Find the lines that hold the word "false" and return them.

[start Extracted entries]

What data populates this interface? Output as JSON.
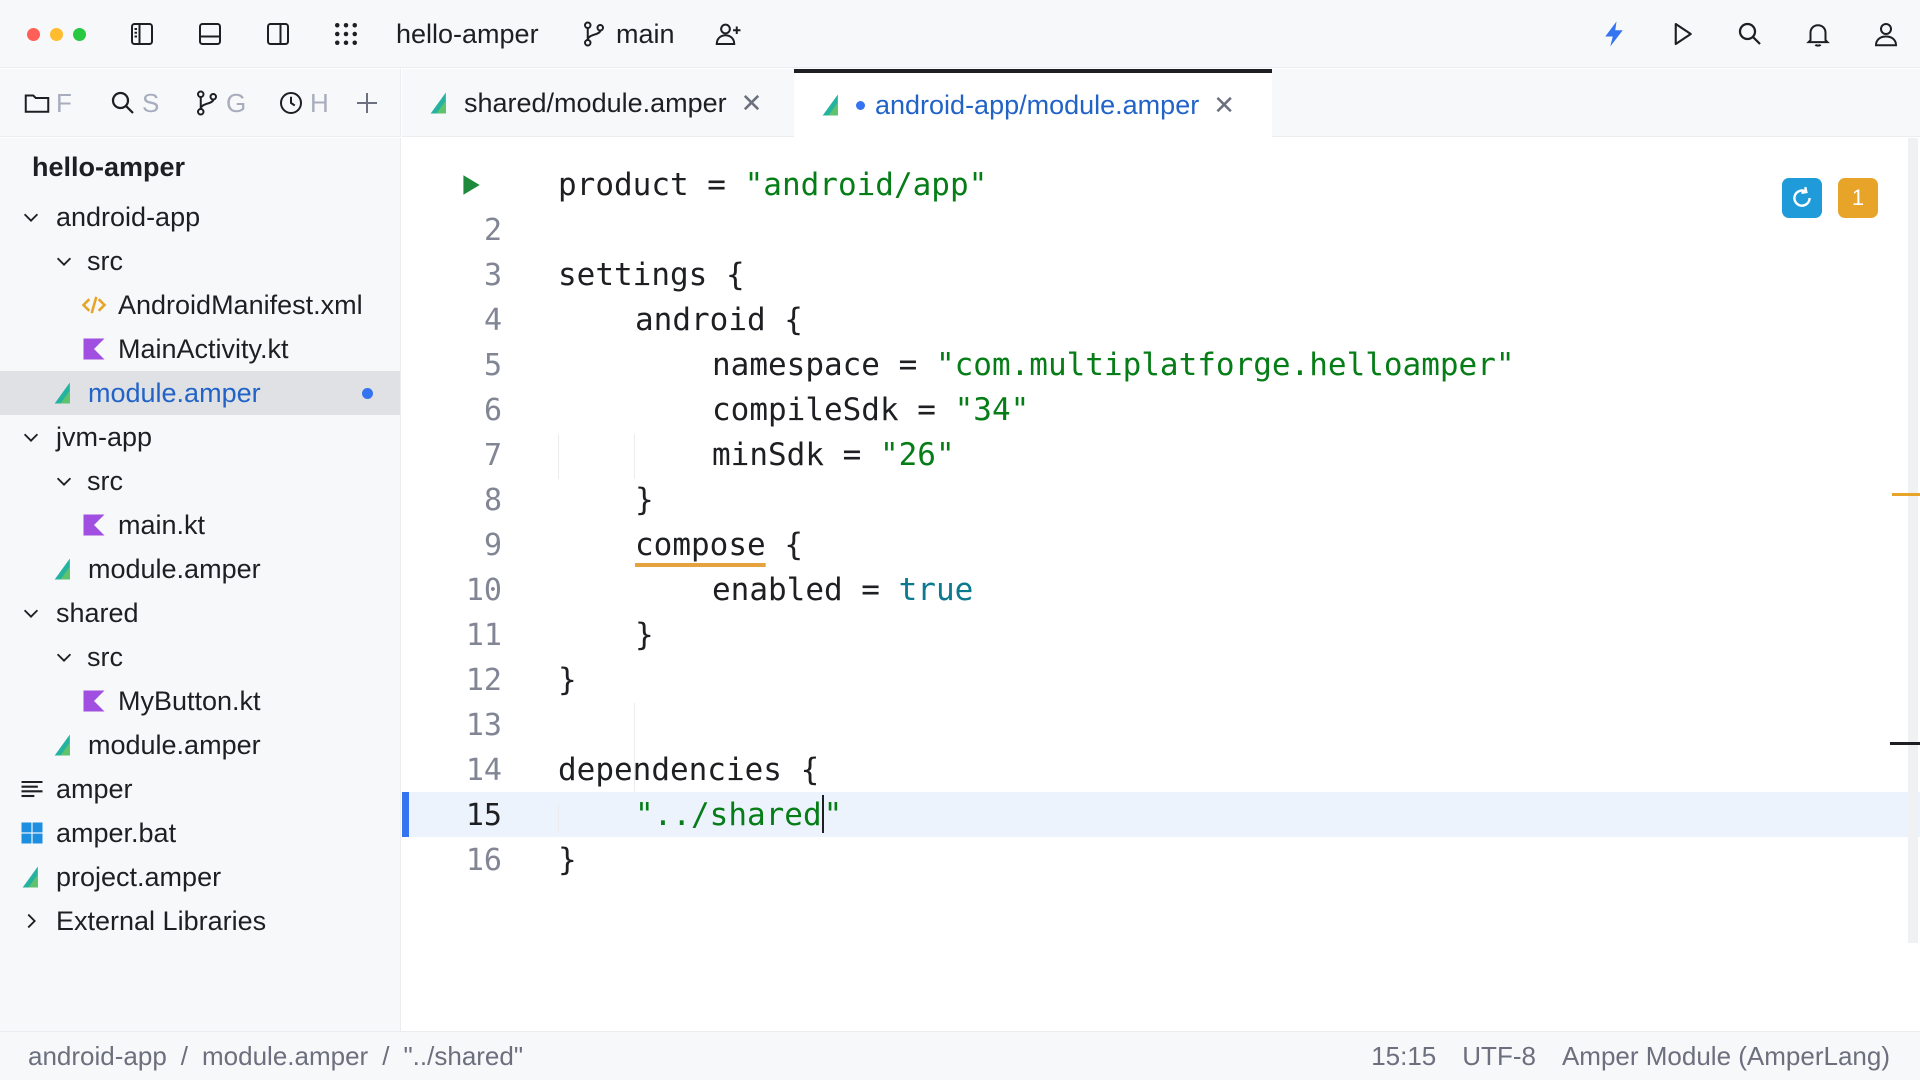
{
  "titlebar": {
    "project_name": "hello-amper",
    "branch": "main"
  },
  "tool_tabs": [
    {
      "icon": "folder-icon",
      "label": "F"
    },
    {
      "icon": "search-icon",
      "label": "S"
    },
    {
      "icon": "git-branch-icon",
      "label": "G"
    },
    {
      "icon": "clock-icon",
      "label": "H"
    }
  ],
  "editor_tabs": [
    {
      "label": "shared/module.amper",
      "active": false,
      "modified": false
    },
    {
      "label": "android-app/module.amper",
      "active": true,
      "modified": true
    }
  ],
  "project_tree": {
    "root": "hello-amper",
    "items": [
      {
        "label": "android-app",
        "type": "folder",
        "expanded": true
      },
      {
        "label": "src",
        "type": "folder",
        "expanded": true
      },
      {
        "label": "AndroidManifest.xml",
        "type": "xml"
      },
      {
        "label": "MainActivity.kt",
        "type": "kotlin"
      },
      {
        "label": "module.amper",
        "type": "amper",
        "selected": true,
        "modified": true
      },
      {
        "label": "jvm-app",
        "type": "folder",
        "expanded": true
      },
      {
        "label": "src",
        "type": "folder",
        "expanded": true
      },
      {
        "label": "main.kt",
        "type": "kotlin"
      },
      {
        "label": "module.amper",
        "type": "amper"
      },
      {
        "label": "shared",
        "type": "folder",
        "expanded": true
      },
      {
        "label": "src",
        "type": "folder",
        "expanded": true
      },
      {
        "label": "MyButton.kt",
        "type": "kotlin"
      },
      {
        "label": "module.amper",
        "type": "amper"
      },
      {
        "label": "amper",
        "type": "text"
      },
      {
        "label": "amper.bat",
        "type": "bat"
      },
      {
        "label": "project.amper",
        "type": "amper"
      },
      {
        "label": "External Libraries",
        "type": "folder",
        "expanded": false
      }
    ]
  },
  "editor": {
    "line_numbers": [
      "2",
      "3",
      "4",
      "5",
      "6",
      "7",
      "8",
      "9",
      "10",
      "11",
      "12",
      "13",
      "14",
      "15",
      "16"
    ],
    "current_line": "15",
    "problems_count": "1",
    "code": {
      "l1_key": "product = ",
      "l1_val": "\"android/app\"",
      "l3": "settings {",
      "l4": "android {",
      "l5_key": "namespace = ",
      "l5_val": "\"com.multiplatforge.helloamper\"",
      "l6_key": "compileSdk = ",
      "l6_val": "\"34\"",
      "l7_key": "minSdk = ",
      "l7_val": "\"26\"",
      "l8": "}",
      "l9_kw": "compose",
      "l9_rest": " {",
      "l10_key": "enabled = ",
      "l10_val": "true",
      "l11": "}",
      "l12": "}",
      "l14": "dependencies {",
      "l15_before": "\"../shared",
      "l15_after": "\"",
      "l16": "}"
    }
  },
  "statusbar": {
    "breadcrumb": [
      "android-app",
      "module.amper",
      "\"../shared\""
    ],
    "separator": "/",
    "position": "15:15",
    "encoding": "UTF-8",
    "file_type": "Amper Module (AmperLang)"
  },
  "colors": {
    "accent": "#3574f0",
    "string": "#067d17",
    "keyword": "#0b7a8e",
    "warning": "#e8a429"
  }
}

[end Extracted entries]

Answer in full:
      "active": false,
      "modified": false
        "expanded": false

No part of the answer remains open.